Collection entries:
((

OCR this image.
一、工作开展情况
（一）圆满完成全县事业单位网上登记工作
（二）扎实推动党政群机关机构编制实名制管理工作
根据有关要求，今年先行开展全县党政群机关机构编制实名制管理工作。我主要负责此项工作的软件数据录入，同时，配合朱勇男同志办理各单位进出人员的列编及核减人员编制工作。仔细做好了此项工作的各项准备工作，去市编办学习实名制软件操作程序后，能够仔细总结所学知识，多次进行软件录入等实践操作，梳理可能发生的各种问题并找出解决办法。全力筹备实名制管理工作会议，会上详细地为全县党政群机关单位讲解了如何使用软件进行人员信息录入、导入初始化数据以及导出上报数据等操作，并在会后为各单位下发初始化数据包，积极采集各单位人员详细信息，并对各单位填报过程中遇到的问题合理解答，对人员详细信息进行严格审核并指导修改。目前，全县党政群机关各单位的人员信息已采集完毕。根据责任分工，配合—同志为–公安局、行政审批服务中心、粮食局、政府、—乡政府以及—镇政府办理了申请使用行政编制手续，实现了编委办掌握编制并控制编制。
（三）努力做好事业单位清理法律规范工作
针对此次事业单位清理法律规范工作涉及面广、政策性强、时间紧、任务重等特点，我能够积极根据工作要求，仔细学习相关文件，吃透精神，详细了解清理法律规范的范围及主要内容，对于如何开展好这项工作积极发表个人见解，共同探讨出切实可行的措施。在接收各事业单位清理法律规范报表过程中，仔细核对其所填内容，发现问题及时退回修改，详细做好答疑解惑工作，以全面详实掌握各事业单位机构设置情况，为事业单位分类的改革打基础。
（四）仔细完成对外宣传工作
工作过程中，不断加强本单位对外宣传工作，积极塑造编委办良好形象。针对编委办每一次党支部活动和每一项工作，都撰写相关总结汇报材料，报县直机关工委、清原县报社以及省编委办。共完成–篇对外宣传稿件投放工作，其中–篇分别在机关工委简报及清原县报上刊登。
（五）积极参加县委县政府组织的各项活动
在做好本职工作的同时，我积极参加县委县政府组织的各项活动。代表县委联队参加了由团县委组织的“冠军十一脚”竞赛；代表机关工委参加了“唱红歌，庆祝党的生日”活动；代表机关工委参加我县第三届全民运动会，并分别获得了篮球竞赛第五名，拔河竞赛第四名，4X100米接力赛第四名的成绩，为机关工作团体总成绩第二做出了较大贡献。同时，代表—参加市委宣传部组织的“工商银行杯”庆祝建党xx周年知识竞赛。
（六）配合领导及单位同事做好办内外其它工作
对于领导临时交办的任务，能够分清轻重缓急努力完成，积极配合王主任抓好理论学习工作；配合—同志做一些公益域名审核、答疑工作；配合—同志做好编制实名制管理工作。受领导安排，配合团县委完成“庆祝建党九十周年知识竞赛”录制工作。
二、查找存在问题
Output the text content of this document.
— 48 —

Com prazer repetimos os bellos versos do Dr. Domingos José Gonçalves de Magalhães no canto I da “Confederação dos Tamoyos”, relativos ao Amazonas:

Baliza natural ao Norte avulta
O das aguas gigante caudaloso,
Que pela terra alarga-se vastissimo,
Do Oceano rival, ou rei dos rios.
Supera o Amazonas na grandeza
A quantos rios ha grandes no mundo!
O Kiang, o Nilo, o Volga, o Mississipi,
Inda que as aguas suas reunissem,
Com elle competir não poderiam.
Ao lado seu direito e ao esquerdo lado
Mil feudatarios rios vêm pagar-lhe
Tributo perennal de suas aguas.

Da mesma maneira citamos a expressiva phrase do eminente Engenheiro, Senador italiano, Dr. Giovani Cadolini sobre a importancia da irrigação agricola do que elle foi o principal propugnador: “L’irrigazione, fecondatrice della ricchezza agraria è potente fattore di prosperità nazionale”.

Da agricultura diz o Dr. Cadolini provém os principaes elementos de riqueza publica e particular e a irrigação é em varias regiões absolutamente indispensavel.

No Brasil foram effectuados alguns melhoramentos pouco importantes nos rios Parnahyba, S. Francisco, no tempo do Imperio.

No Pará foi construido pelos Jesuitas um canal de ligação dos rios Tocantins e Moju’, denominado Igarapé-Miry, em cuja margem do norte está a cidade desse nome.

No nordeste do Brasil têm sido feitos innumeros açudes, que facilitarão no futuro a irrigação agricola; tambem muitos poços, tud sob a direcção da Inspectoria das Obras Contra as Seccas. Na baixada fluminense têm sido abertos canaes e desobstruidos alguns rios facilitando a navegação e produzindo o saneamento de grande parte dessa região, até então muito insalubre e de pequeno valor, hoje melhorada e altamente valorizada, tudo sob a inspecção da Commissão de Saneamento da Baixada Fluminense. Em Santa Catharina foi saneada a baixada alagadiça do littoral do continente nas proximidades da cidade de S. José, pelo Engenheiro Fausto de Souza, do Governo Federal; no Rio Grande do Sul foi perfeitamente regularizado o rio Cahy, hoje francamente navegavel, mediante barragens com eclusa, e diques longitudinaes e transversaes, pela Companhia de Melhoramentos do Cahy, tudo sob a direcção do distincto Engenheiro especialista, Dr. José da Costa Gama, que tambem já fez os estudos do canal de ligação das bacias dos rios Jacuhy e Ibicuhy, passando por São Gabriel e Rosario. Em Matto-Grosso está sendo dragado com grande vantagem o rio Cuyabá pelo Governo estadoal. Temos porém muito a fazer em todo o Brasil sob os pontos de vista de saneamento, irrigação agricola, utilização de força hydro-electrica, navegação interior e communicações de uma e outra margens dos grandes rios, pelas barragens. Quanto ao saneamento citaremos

))

SET TASK:
All of the records must be retyped exactly as they are.

SOLUTION:
OCR this image.
一、工作开展情况
（一）圆满完成全县事业单位网上登记工作
（二）扎实推动党政群机关机构编制实名制管理工作
根据有关要求，今年先行开展全县党政群机关机构编制实名制管理工作。我主要负责此项工作的软件数据录入，同时，配合朱勇男同志办理各单位进出人员的列编及核减人员编制工作。仔细做好了此项工作的各项准备工作，去市编办学习实名制软件操作程序后，能够仔细总结所学知识，多次进行软件录入等实践操作，梳理可能发生的各种问题并找出解决办法。全力筹备实名制管理工作会议，会上详细地为全县党政群机关单位讲解了如何使用软件进行人员信息录入、导入初始化数据以及导出上报数据等操作，并在会后为各单位下发初始化数据包，积极采集各单位人员详细信息，并对各单位填报过程中遇到的问题合理解答，对人员详细信息进行严格审核并指导修改。目前，全县党政群机关各单位的人员信息已采集完毕。根据责任分工，配合—同志为–公安局、行政审批服务中心、粮食局、政府、—乡政府以及—镇政府办理了申请使用行政编制手续，实现了编委办掌握编制并控制编制。
（三）努力做好事业单位清理法律规范工作
针对此次事业单位清理法律规范工作涉及面广、政策性强、时间紧、任务重等特点，我能够积极根据工作要求，仔细学习相关文件，吃透精神，详细了解清理法律规范的范围及主要内容，对于如何开展好这项工作积极发表个人见解，共同探讨出切实可行的措施。在接收各事业单位清理法律规范报表过程中，仔细核对其所填内容，发现问题及时退回修改，详细做好答疑解惑工作，以全面详实掌握各事业单位机构设置情况，为事业单位分类的改革打基础。
（四）仔细完成对外宣传工作
工作过程中，不断加强本单位对外宣传工作，积极塑造编委办良好形象。针对编委办每一次党支部活动和每一项工作，都撰写相关总结汇报材料，报县直机关工委、清原县报社以及省编委办。共完成–篇对外宣传稿件投放工作，其中–篇分别在机关工委简报及清原县报上刊登。
（五）积极参加县委县政府组织的各项活动
在做好本职工作的同时，我积极参加县委县政府组织的各项活动。代表县委联队参加了由团县委组织的“冠军十一脚”竞赛；代表机关工委参加了“唱红歌，庆祝党的生日”活动；代表机关工委参加我县第三届全民运动会，并分别获得了篮球竞赛第五名，拔河竞赛第四名，4X100米接力赛第四名的成绩，为机关工作团体总成绩第二做出了较大贡献。同时，代表—参加市委宣传部组织的“工商银行杯”庆祝建党xx周年知识竞赛。
（六）配合领导及单位同事做好办内外其它工作
对于领导临时交办的任务，能够分清轻重缓急努力完成，积极配合王主任抓好理论学习工作；配合—同志做一些公益域名审核、答疑工作；配合—同志做好编制实名制管理工作。受领导安排，配合团县委完成“庆祝建党九十周年知识竞赛”录制工作。
二、查找存在问题
Output the text content of this document.
— 48 —

Com prazer repetimos os bellos versos do Dr. Domingos José Gonçalves de Magalhães no canto I da “Confederação dos Tamoyos”, relativos ao Amazonas:

Baliza natural ao Norte avulta
O das aguas gigante caudaloso,
Que pela terra alarga-se vastissimo,
Do Oceano rival, ou rei dos rios.
Supera o Amazonas na grandeza
A quantos rios ha grandes no mundo!
O Kiang, o Nilo, o Volga, o Mississipi,
Inda que as aguas suas reunissem,
Com elle competir não poderiam.
Ao lado seu direito e ao esquerdo lado
Mil feudatarios rios vêm pagar-lhe
Tributo perennal de suas aguas.

Da mesma maneira citamos a expressiva phrase do eminente Engenheiro, Senador italiano, Dr. Giovani Cadolini sobre a importancia da irrigação agricola do que elle foi o principal propugnador: “L’irrigazione, fecondatrice della ricchezza agraria è potente fattore di prosperità nazionale”.

Da agricultura diz o Dr. Cadolini provém os principaes elementos de riqueza publica e particular e a irrigação é em varias regiões absolutamente indispensavel.

No Brasil foram effectuados alguns melhoramentos pouco importantes nos rios Parnahyba, S. Francisco, no tempo do Imperio.

No Pará foi construido pelos Jesuitas um canal de ligação dos rios Tocantins e Moju’, denominado Igarapé-Miry, em cuja margem do norte está a cidade desse nome.

No nordeste do Brasil têm sido feitos innumeros açudes, que facilitarão no futuro a irrigação agricola; tambem muitos poços, tud sob a direcção da Inspectoria das Obras Contra as Seccas. Na baixada fluminense têm sido abertos canaes e desobstruidos alguns rios facilitando a navegação e produzindo o saneamento de grande parte dessa região, até então muito insalubre e de pequeno valor, hoje melhorada e altamente valorizada, tudo sob a inspecção da Commissão de Saneamento da Baixada Fluminense. Em Santa Catharina foi saneada a baixada alagadiça do littoral do continente nas proximidades da cidade de S. José, pelo Engenheiro Fausto de Souza, do Governo Federal; no Rio Grande do Sul foi perfeitamente regularizado o rio Cahy, hoje francamente navegavel, mediante barragens com eclusa, e diques longitudinaes e transversaes, pela Companhia de Melhoramentos do Cahy, tudo sob a direcção do distincto Engenheiro especialista, Dr. José da Costa Gama, que tambem já fez os estudos do canal de ligação das bacias dos rios Jacuhy e Ibicuhy, passando por São Gabriel e Rosario. Em Matto-Grosso está sendo dragado com grande vantagem o rio Cuyabá pelo Governo estadoal. Temos porém muito a fazer em todo o Brasil sob os pontos de vista de saneamento, irrigação agricola, utilização de força hydro-electrica, navegação interior e communicações de uma e outra margens dos grandes rios, pelas barragens. Quanto ao saneamento citaremos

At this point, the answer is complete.